Provided records:
---+---

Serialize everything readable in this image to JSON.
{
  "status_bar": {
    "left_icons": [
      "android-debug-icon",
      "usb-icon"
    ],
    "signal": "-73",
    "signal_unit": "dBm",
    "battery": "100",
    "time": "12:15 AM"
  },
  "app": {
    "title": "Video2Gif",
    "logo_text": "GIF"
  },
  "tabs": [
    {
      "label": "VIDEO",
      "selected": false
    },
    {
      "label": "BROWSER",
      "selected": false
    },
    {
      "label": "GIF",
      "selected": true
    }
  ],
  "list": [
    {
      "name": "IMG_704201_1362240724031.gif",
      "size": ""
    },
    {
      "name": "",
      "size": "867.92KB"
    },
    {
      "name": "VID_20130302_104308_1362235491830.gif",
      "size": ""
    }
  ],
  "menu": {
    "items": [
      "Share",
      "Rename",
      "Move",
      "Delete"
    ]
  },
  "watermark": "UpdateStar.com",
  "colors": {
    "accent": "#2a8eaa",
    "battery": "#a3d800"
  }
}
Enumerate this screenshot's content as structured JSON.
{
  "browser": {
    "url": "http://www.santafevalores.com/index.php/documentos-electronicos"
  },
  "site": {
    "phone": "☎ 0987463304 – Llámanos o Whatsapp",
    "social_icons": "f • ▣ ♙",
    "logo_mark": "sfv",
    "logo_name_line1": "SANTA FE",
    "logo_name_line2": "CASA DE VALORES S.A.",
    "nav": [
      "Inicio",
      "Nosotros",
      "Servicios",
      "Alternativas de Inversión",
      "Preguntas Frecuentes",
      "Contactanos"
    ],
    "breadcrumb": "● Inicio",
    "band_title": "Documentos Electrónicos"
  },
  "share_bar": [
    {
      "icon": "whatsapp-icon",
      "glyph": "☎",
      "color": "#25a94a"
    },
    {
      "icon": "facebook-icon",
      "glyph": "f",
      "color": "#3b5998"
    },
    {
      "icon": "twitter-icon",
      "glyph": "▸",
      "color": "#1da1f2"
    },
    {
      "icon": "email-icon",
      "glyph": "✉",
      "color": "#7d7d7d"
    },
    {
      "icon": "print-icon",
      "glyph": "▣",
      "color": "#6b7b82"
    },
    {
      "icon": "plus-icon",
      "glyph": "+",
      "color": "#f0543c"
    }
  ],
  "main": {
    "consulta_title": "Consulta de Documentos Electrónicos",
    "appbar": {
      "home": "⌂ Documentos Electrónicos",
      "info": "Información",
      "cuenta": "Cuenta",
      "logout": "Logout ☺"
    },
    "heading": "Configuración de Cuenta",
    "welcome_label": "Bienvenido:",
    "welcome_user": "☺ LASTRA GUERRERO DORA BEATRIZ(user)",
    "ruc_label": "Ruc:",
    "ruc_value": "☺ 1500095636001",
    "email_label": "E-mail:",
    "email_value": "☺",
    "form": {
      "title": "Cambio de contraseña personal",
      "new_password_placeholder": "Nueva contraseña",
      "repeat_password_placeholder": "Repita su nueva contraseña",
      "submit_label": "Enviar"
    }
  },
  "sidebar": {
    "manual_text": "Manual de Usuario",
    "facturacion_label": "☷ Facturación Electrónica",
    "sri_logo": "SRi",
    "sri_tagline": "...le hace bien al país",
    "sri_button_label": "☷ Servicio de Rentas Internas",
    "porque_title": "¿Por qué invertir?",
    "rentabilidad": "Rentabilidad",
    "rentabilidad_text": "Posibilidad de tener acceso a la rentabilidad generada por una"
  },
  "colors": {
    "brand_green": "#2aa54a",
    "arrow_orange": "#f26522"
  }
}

---+---

Problem requirements:
Extract the data exactly as given.

Result:
Serialize everything readable in this image to JSON.
{
  "status_bar": {
    "left_icons": [
      "android-debug-icon",
      "usb-icon"
    ],
    "signal": "-73",
    "signal_unit": "dBm",
    "battery": "100",
    "time": "12:15 AM"
  },
  "app": {
    "title": "Video2Gif",
    "logo_text": "GIF"
  },
  "tabs": [
    {
      "label": "VIDEO",
      "selected": false
    },
    {
      "label": "BROWSER",
      "selected": false
    },
    {
      "label": "GIF",
      "selected": true
    }
  ],
  "list": [
    {
      "name": "IMG_704201_1362240724031.gif",
      "size": ""
    },
    {
      "name": "",
      "size": "867.92KB"
    },
    {
      "name": "VID_20130302_104308_1362235491830.gif",
      "size": ""
    }
  ],
  "menu": {
    "items": [
      "Share",
      "Rename",
      "Move",
      "Delete"
    ]
  },
  "watermark": "UpdateStar.com",
  "colors": {
    "accent": "#2a8eaa",
    "battery": "#a3d800"
  }
}
Enumerate this screenshot's content as structured JSON.
{
  "browser": {
    "url": "http://www.santafevalores.com/index.php/documentos-electronicos"
  },
  "site": {
    "phone": "☎ 0987463304 – Llámanos o Whatsapp",
    "social_icons": "f • ▣ ♙",
    "logo_mark": "sfv",
    "logo_name_line1": "SANTA FE",
    "logo_name_line2": "CASA DE VALORES S.A.",
    "nav": [
      "Inicio",
      "Nosotros",
      "Servicios",
      "Alternativas de Inversión",
      "Preguntas Frecuentes",
      "Contactanos"
    ],
    "breadcrumb": "● Inicio",
    "band_title": "Documentos Electrónicos"
  },
  "share_bar": [
    {
      "icon": "whatsapp-icon",
      "glyph": "☎",
      "color": "#25a94a"
    },
    {
      "icon": "facebook-icon",
      "glyph": "f",
      "color": "#3b5998"
    },
    {
      "icon": "twitter-icon",
      "glyph": "▸",
      "color": "#1da1f2"
    },
    {
      "icon": "email-icon",
      "glyph": "✉",
      "color": "#7d7d7d"
    },
    {
      "icon": "print-icon",
      "glyph": "▣",
      "color": "#6b7b82"
    },
    {
      "icon": "plus-icon",
      "glyph": "+",
      "color": "#f0543c"
    }
  ],
  "main": {
    "consulta_title": "Consulta de Documentos Electrónicos",
    "appbar": {
      "home": "⌂ Documentos Electrónicos",
      "info": "Información",
      "cuenta": "Cuenta",
      "logout": "Logout ☺"
    },
    "heading": "Configuración de Cuenta",
    "welcome_label": "Bienvenido:",
    "welcome_user": "☺ LASTRA GUERRERO DORA BEATRIZ(user)",
    "ruc_label": "Ruc:",
    "ruc_value": "☺ 1500095636001",
    "email_label": "E-mail:",
    "email_value": "☺",
    "form": {
      "title": "Cambio de contraseña personal",
      "new_password_placeholder": "Nueva contraseña",
      "repeat_password_placeholder": "Repita su nueva contraseña",
      "submit_label": "Enviar"
    }
  },
  "sidebar": {
    "manual_text": "Manual de Usuario",
    "facturacion_label": "☷ Facturación Electrónica",
    "sri_logo": "SRi",
    "sri_tagline": "...le hace bien al país",
    "sri_button_label": "☷ Servicio de Rentas Internas",
    "porque_title": "¿Por qué invertir?",
    "rentabilidad": "Rentabilidad",
    "rentabilidad_text": "Posibilidad de tener acceso a la rentabilidad generada por una"
  },
  "colors": {
    "brand_green": "#2aa54a",
    "arrow_orange": "#f26522"
  }
}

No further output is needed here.